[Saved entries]
┏━━
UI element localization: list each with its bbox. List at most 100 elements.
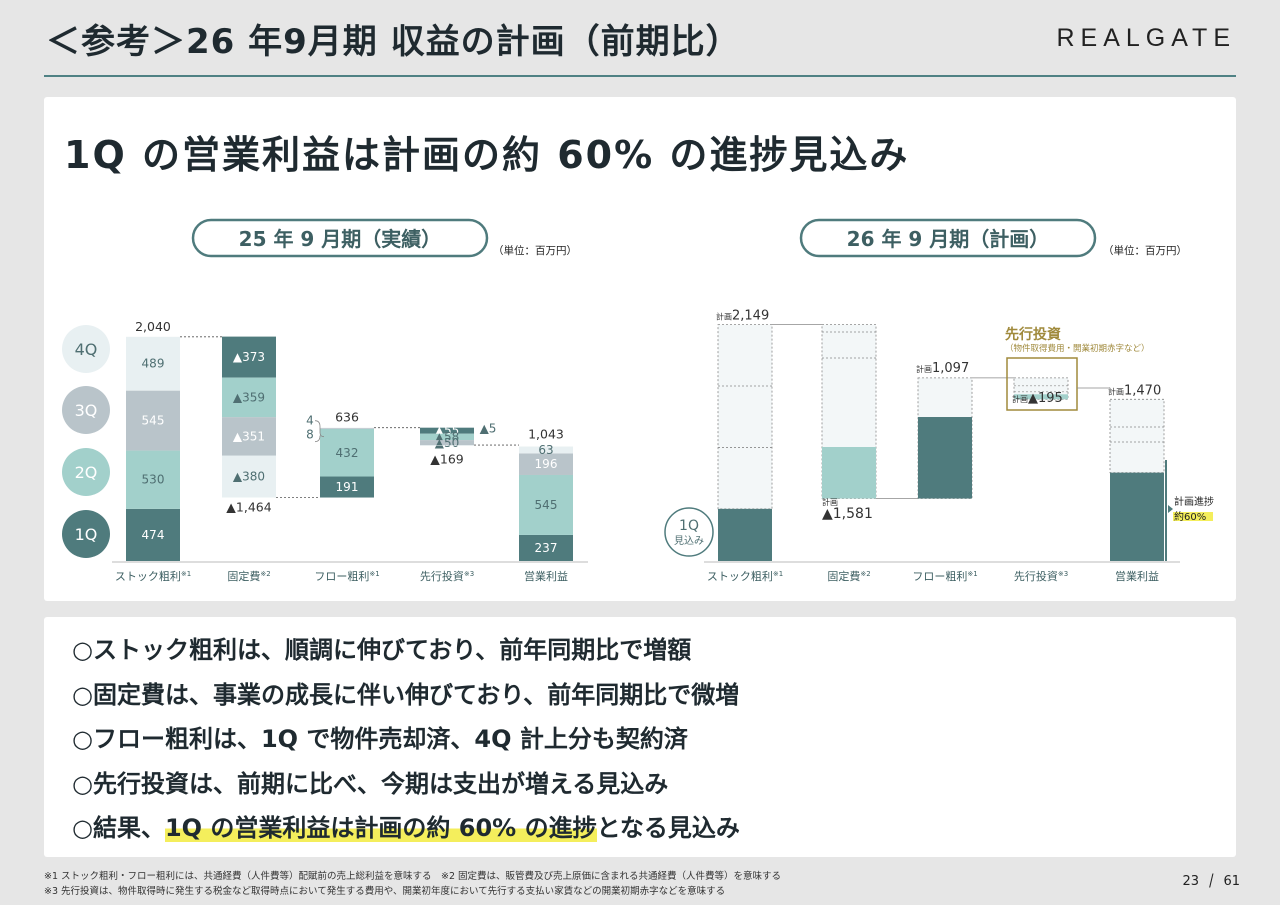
flow-plan-label: 計画1,097 [916,361,969,376]
quarter-legend-circle [62,510,110,558]
operating-total-label: 1,043 [528,426,564,441]
operating-profit-segment [519,534,573,561]
category-label: 固定費※2 [827,569,870,583]
investment-plan-label: 計画▲195 [1012,391,1063,406]
page-number: 23/61 [1182,871,1240,892]
operating-segment-label: 196 [535,457,558,471]
operating-plan-box [1109,398,1165,474]
brand-logo: REALGATE [1056,24,1236,52]
chart-title: 26 年 9 月期（計画） [847,227,1050,251]
fixed-plan-prefix: 計画 [822,497,838,507]
quarter-legend-label: 1Q [75,525,98,544]
investment-segment [420,427,474,434]
bullet-list: ○ストック粗利は、順調に伸びており、前年同期比で増額 ○固定費は、事業の成長に伴… [72,628,740,851]
operating-plan-label: 計画1,470 [1108,383,1161,398]
quarter-legend-circle [62,448,110,496]
investment-total-label: ▲169 [430,452,464,467]
bullet-item: ○フロー粗利は、1Q で物件売却済、4Q 計上分も契約済 [72,725,688,753]
flow-segment-label: 432 [336,446,359,460]
progress-note-value: 約60% [1174,510,1206,523]
flow-bar-segment [320,428,374,429]
chart-title-pill [191,218,489,258]
q1-badge-sublabel: 見込み [674,535,704,547]
chart-title: 25 年 9 月期（実績） [239,227,442,251]
investment-callout-title: 先行投資 [1005,326,1061,343]
operating-profit-segment [519,446,573,454]
quarter-legend-label: 4Q [75,340,98,359]
stock-forecast-bar [718,508,772,561]
investment-plan-box [1013,377,1069,400]
flow-small-label: 4 [306,414,314,428]
category-label: 先行投資※3 [420,569,474,583]
stock-bar-segment [126,390,180,451]
flow-total-label: 636 [335,410,359,425]
stock-bar-segment [126,508,180,561]
quarter-legend-label: 2Q [75,463,98,482]
category-label: 営業利益 [1115,569,1159,583]
fixed-plan-label: ▲1,581 [822,506,873,522]
footnote-2: ※3 先行投資は、物件取得時に発生する税金など取得時点において発生する費用や、開… [44,886,726,897]
fixed-cost-segment [222,377,276,418]
fixed-cost-segment-label: ▲351 [233,429,265,443]
flow-brace [314,420,325,443]
fixed-cost-segment-label: ▲359 [233,390,265,404]
stock-segment-label: 545 [142,414,165,428]
category-label: フロー粗利※1 [912,570,977,583]
flow-small-label: 8 [306,428,314,442]
investment-segment [420,445,474,446]
quarter-legend-label: 3Q [75,401,98,420]
stock-plan-label: 計画2,149 [716,309,769,324]
footnote-1: ※1 ストック粗利・フロー粗利には、共通経費（人件費等）配賦前の売上総利益を意味… [44,871,782,882]
stock-bar-segment [126,336,180,391]
stock-total-label: 2,040 [135,319,171,334]
quarter-legend-circle [62,325,110,373]
progress-note-label: 計画進捗 [1174,495,1214,508]
quarter-legend-circle [62,386,110,434]
q1-forecast-badge [664,507,714,557]
stock-segment-label: 474 [142,528,165,542]
category-label: ストック粗利※1 [115,570,191,583]
unit-label: （単位：百万円） [493,244,577,257]
operating-forecast-bar [1110,472,1164,561]
fixed-cost-segment [222,336,276,378]
header-rule [44,75,1236,77]
investment-forecast-bar [1014,394,1068,400]
bullet-item: ○先行投資は、前期に比べ、今期は支出が増える見込み [72,769,669,798]
stock-segment-label: 530 [142,473,165,487]
category-label: 固定費※2 [227,569,270,583]
category-label: フロー粗利※1 [314,570,379,583]
investment-segment-label: ▲50 [435,436,460,450]
headline: 1Q の営業利益は計画の約 60% の進捗見込み [64,133,910,177]
bullet-item: ○固定費は、事業の成長に伴い伸びており、前年同期比で微増 [72,680,740,709]
unit-label: （単位：百万円） [1103,244,1187,257]
bullet-item: ○ストック粗利は、順調に伸びており、前年同期比で増額 [72,636,692,664]
category-label: ストック粗利※1 [707,570,783,583]
progress-highlight [1173,512,1213,521]
progress-arrow-icon [1168,505,1173,513]
flow-bar-segment [320,476,374,498]
stock-bar-segment [126,450,180,509]
investment-callout-frame [1006,357,1078,411]
category-label: 営業利益 [524,569,568,583]
q1-badge-label: 1Q [679,518,699,534]
fixed-cost-segment [222,417,276,456]
operating-segment-label: 545 [535,498,558,512]
investment-callout-note: （物件取得費用・開業初期赤字など） [1005,343,1150,354]
investment-segment-label: ▲5 [480,422,497,436]
fixed-cost-segment-label: ▲380 [233,470,265,484]
category-label: 先行投資※3 [1014,569,1068,583]
slide-title: ＜参考＞26 年9月期 収益の計画（前期比） [46,22,741,62]
investment-segment [420,433,474,441]
operating-profit-segment [519,474,573,535]
fixed-cost-segment-label: ▲373 [233,350,265,364]
operating-segment-label: 63 [538,443,553,457]
fixed-cost-total-label: ▲1,464 [226,500,271,515]
stock-plan-box [717,324,773,510]
chart-title-pill [799,218,1097,258]
operating-segment-label: 237 [535,541,558,555]
operating-profit-segment [519,453,573,475]
flow-segment-label: 191 [336,480,359,494]
fixed-cost-segment [222,455,276,498]
flow-forecast-bar [918,417,972,499]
┗━━
### WHAT THIS TASK INVOLVES
Copy every line of the records above word for word, and leave the picture out of your answer.

### ANSWER TO THE PROBLEM
UI element localization: list each with its bbox. List at most 100 elements.
flow-plan-label: 計画1,097 [916,361,969,376]
quarter-legend-circle [62,510,110,558]
operating-total-label: 1,043 [528,426,564,441]
operating-profit-segment [519,534,573,561]
category-label: 固定費※2 [827,569,870,583]
investment-plan-label: 計画▲195 [1012,391,1063,406]
page-number: 23/61 [1182,871,1240,892]
operating-segment-label: 196 [535,457,558,471]
operating-plan-box [1109,398,1165,474]
brand-logo: REALGATE [1056,24,1236,52]
chart-title: 26 年 9 月期（計画） [847,227,1050,251]
fixed-plan-prefix: 計画 [822,497,838,507]
quarter-legend-label: 1Q [75,525,98,544]
investment-segment [420,427,474,434]
bullet-list: ○ストック粗利は、順調に伸びており、前年同期比で増額 ○固定費は、事業の成長に伴… [72,628,740,851]
operating-plan-label: 計画1,470 [1108,383,1161,398]
quarter-legend-circle [62,448,110,496]
investment-total-label: ▲169 [430,452,464,467]
bullet-item: ○フロー粗利は、1Q で物件売却済、4Q 計上分も契約済 [72,725,688,753]
flow-segment-label: 432 [336,446,359,460]
progress-note-value: 約60% [1174,510,1206,523]
flow-bar-segment [320,428,374,429]
chart-title-pill [191,218,489,258]
q1-badge-sublabel: 見込み [674,535,704,547]
chart-title: 25 年 9 月期（実績） [239,227,442,251]
investment-callout-title: 先行投資 [1005,326,1061,343]
operating-profit-segment [519,446,573,454]
quarter-legend-label: 4Q [75,340,98,359]
stock-forecast-bar [718,508,772,561]
investment-plan-box [1013,377,1069,400]
flow-small-label: 4 [306,414,314,428]
category-label: 先行投資※3 [420,569,474,583]
stock-bar-segment [126,390,180,451]
flow-total-label: 636 [335,410,359,425]
stock-bar-segment [126,508,180,561]
quarter-legend-label: 2Q [75,463,98,482]
category-label: 営業利益 [1115,569,1159,583]
fixed-plan-label: ▲1,581 [822,506,873,522]
footnote-2: ※3 先行投資は、物件取得時に発生する税金など取得時点において発生する費用や、開… [44,886,726,897]
fixed-cost-segment [222,377,276,418]
fixed-cost-segment-label: ▲351 [233,429,265,443]
flow-brace [314,420,325,443]
fixed-cost-segment-label: ▲359 [233,390,265,404]
stock-segment-label: 545 [142,414,165,428]
category-label: フロー粗利※1 [912,570,977,583]
flow-small-label: 8 [306,428,314,442]
investment-segment [420,445,474,446]
quarter-legend-label: 3Q [75,401,98,420]
stock-plan-label: 計画2,149 [716,309,769,324]
footnote-1: ※1 ストック粗利・フロー粗利には、共通経費（人件費等）配賦前の売上総利益を意味… [44,871,782,882]
stock-bar-segment [126,336,180,391]
stock-total-label: 2,040 [135,319,171,334]
quarter-legend-circle [62,325,110,373]
progress-note-label: 計画進捗 [1174,495,1214,508]
quarter-legend-circle [62,386,110,434]
q1-forecast-badge [664,507,714,557]
stock-segment-label: 474 [142,528,165,542]
category-label: ストック粗利※1 [115,570,191,583]
unit-label: （単位：百万円） [493,244,577,257]
operating-forecast-bar [1110,472,1164,561]
fixed-cost-segment [222,336,276,378]
header-rule [44,75,1236,77]
investment-forecast-bar [1014,394,1068,400]
bullet-item: ○先行投資は、前期に比べ、今期は支出が増える見込み [72,769,669,798]
stock-segment-label: 530 [142,473,165,487]
category-label: 固定費※2 [227,569,270,583]
category-label: フロー粗利※1 [314,570,379,583]
investment-segment-label: ▲50 [435,436,460,450]
headline: 1Q の営業利益は計画の約 60% の進捗見込み [64,133,910,177]
bullet-item: ○固定費は、事業の成長に伴い伸びており、前年同期比で微増 [72,680,740,709]
unit-label: （単位：百万円） [1103,244,1187,257]
bullet-item: ○ストック粗利は、順調に伸びており、前年同期比で増額 [72,636,692,664]
category-label: ストック粗利※1 [707,570,783,583]
progress-highlight [1173,512,1213,521]
progress-arrow-icon [1168,505,1173,513]
flow-bar-segment [320,476,374,498]
stock-bar-segment [126,450,180,509]
investment-callout-frame [1006,357,1078,411]
category-label: 営業利益 [524,569,568,583]
q1-badge-label: 1Q [679,518,699,534]
fixed-cost-segment [222,417,276,456]
operating-segment-label: 545 [535,498,558,512]
investment-callout-note: （物件取得費用・開業初期赤字など） [1005,343,1150,354]
investment-segment-label: ▲5 [480,422,497,436]
fixed-cost-segment-label: ▲380 [233,470,265,484]
category-label: 先行投資※3 [1014,569,1068,583]
slide-title: ＜参考＞26 年9月期 収益の計画（前期比） [46,22,741,62]
investment-segment [420,433,474,441]
operating-profit-segment [519,474,573,535]
fixed-cost-segment-label: ▲373 [233,350,265,364]
operating-segment-label: 63 [538,443,553,457]
fixed-cost-total-label: ▲1,464 [226,500,271,515]
stock-plan-box [717,324,773,510]
chart-title-pill [799,218,1097,258]
operating-segment-label: 237 [535,541,558,555]
operating-profit-segment [519,453,573,475]
flow-segment-label: 191 [336,480,359,494]
fixed-cost-segment [222,455,276,498]
flow-forecast-bar [918,417,972,499]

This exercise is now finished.